TASK TO COMPLETE
Say how many lines include the word "名称未設定". Reply with nothing but the number.

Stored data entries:
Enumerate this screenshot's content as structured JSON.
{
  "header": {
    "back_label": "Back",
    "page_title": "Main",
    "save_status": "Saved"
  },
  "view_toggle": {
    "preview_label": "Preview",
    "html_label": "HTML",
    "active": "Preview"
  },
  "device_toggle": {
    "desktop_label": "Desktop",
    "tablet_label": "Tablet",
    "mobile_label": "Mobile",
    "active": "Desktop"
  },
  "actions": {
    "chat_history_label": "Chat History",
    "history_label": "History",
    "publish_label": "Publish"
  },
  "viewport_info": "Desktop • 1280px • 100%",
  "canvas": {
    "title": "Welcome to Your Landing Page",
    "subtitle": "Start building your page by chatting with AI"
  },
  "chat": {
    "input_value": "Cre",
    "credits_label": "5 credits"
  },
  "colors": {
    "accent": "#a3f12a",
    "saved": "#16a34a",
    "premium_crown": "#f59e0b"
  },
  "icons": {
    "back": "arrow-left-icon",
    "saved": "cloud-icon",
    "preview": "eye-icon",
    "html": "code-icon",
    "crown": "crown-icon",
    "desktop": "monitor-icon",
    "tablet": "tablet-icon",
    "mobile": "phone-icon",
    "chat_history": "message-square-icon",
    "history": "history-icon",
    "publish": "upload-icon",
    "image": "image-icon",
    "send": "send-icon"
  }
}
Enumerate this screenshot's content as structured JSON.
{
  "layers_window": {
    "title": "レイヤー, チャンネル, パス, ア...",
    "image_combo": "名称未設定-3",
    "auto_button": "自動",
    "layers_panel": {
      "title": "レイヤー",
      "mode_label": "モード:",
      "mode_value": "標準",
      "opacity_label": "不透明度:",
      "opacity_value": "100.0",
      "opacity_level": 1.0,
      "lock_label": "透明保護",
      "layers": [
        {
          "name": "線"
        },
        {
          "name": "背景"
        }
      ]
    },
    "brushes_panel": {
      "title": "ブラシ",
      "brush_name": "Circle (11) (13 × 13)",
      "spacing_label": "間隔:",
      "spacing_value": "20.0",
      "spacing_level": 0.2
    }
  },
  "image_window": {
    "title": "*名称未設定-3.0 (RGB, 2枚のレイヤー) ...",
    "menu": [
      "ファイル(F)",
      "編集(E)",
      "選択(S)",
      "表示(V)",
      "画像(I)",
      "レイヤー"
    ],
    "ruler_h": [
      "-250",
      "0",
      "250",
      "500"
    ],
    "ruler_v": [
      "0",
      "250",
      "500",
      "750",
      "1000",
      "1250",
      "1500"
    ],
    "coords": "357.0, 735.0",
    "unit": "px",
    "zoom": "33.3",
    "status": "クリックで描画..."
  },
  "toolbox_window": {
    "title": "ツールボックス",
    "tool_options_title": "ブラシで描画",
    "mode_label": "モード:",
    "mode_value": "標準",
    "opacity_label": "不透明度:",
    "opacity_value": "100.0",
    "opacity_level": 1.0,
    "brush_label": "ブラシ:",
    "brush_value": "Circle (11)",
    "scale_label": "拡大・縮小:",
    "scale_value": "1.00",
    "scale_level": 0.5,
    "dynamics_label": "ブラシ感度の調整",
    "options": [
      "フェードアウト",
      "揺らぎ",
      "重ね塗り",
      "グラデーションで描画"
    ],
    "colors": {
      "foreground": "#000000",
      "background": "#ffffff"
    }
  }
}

THE COMPLETED TASK
2